Excerpt from a dataset

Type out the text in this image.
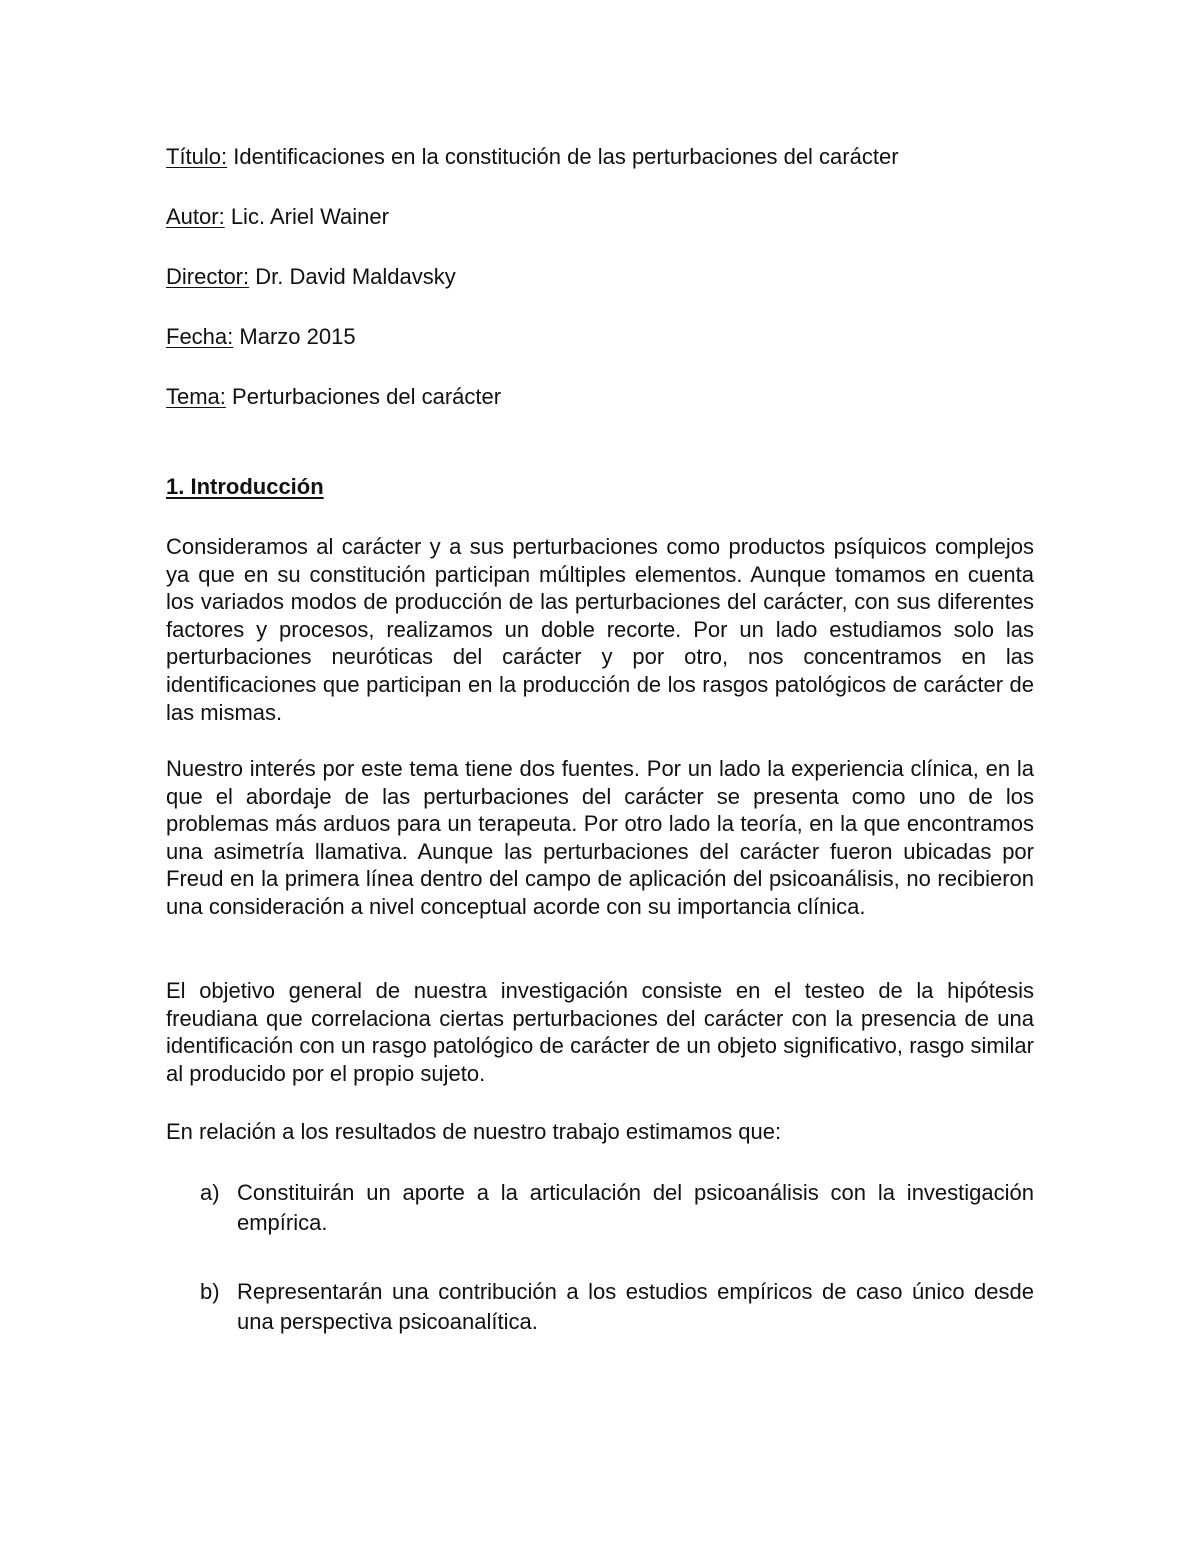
Título: Identificaciones en la constitución de las perturbaciones del carácter
Autor: Lic. Ariel Wainer
Director: Dr. David Maldavsky
Fecha: Marzo 2015
Tema: Perturbaciones del carácter
1. Introducción
Consideramos al carácter y a sus perturbaciones como productos psíquicos complejos ya que en su constitución participan múltiples elementos. Aunque tomamos en cuenta los variados modos de producción de las perturbaciones del carácter, con sus diferentes factores y procesos, realizamos un doble recorte. Por un lado estudiamos solo las perturbaciones neuróticas del carácter y por otro, nos concentramos en las identificaciones que participan en la producción de los rasgos patológicos de carácter de las mismas.
Nuestro interés por este tema tiene dos fuentes. Por un lado la experiencia clínica, en la que el abordaje de las perturbaciones del carácter se presenta como uno de los problemas más arduos para un terapeuta. Por otro lado la teoría, en la que encontramos una asimetría llamativa. Aunque las perturbaciones del carácter fueron ubicadas por Freud en la primera línea dentro del campo de aplicación del psicoanálisis, no recibieron una consideración a nivel conceptual acorde con su importancia clínica.
El objetivo general de nuestra investigación consiste en el testeo de la hipótesis freudiana que correlaciona ciertas perturbaciones del carácter con la presencia de una identificación con un rasgo patológico de carácter de un objeto significativo, rasgo similar al producido por el propio sujeto.
En relación a los resultados de nuestro trabajo estimamos que:
a) Constituirán un aporte a la articulación del psicoanálisis con la investigación empírica.
b) Representarán una contribución a los estudios empíricos de caso único desde una perspectiva psicoanalítica.
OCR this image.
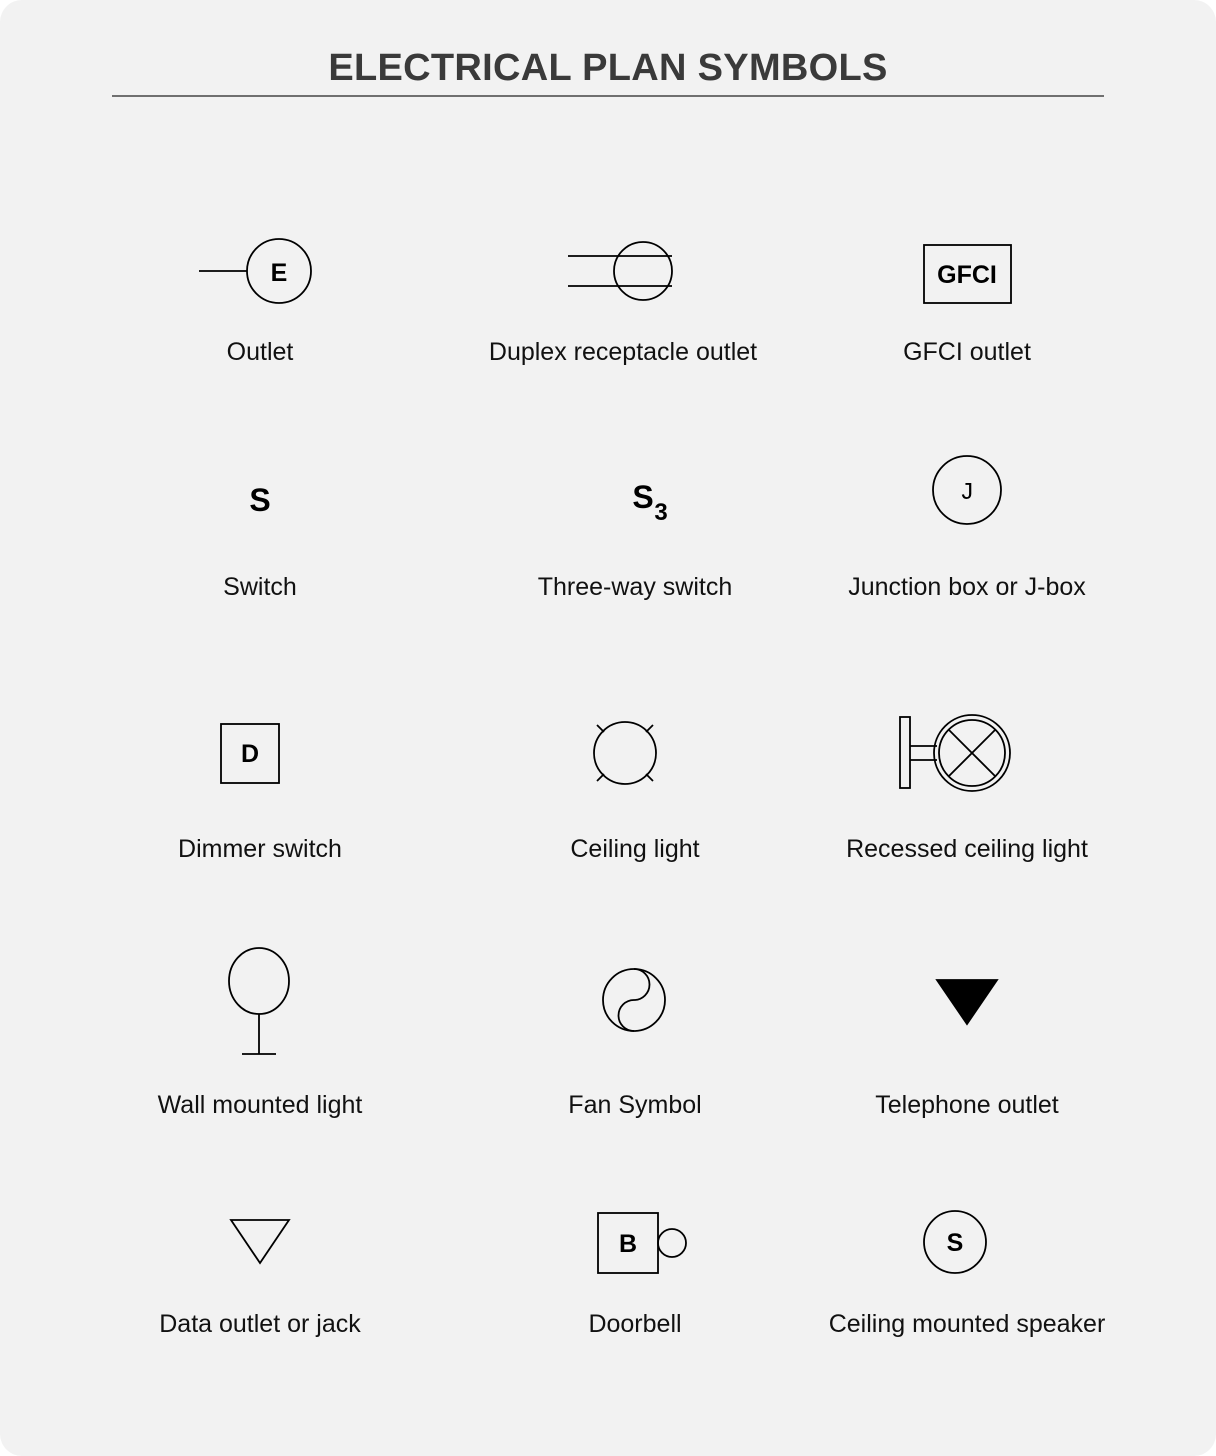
ELECTRICAL PLAN SYMBOLS
E	GFCI
S	S 3
J
D
B	S
Outlet	Duplex receptacle outlet	GFCI outlet
Switch	Three-way switch	Junction box or J-box
Dimmer switch	Ceiling light	Recessed ceiling light
Wall mounted light	Fan Symbol	Telephone outlet
Data outlet or jack	Doorbell	Ceiling mounted speaker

THE TASK: Copy the material exactly. Do not include the pictures.

CORRECT RESPONSE:
Type out the text in this image.
Título: Identificaciones en la constitución de las perturbaciones del carácter
Autor: Lic. Ariel Wainer
Director: Dr. David Maldavsky
Fecha: Marzo 2015
Tema: Perturbaciones del carácter
1. Introducción
Consideramos al carácter y a sus perturbaciones como productos psíquicos complejos ya que en su constitución participan múltiples elementos. Aunque tomamos en cuenta los variados modos de producción de las perturbaciones del carácter, con sus diferentes factores y procesos, realizamos un doble recorte. Por un lado estudiamos solo las perturbaciones neuróticas del carácter y por otro, nos concentramos en las identificaciones que participan en la producción de los rasgos patológicos de carácter de las mismas.
Nuestro interés por este tema tiene dos fuentes. Por un lado la experiencia clínica, en la que el abordaje de las perturbaciones del carácter se presenta como uno de los problemas más arduos para un terapeuta. Por otro lado la teoría, en la que encontramos una asimetría llamativa. Aunque las perturbaciones del carácter fueron ubicadas por Freud en la primera línea dentro del campo de aplicación del psicoanálisis, no recibieron una consideración a nivel conceptual acorde con su importancia clínica.
El objetivo general de nuestra investigación consiste en el testeo de la hipótesis freudiana que correlaciona ciertas perturbaciones del carácter con la presencia de una identificación con un rasgo patológico de carácter de un objeto significativo, rasgo similar al producido por el propio sujeto.
En relación a los resultados de nuestro trabajo estimamos que:
a) Constituirán un aporte a la articulación del psicoanálisis con la investigación empírica.
b) Representarán una contribución a los estudios empíricos de caso único desde una perspectiva psicoanalítica.
OCR this image.
ELECTRICAL PLAN SYMBOLS
E	GFCI
S	S 3
J
D
B	S
Outlet	Duplex receptacle outlet	GFCI outlet
Switch	Three-way switch	Junction box or J-box
Dimmer switch	Ceiling light	Recessed ceiling light
Wall mounted light	Fan Symbol	Telephone outlet
Data outlet or jack	Doorbell	Ceiling mounted speaker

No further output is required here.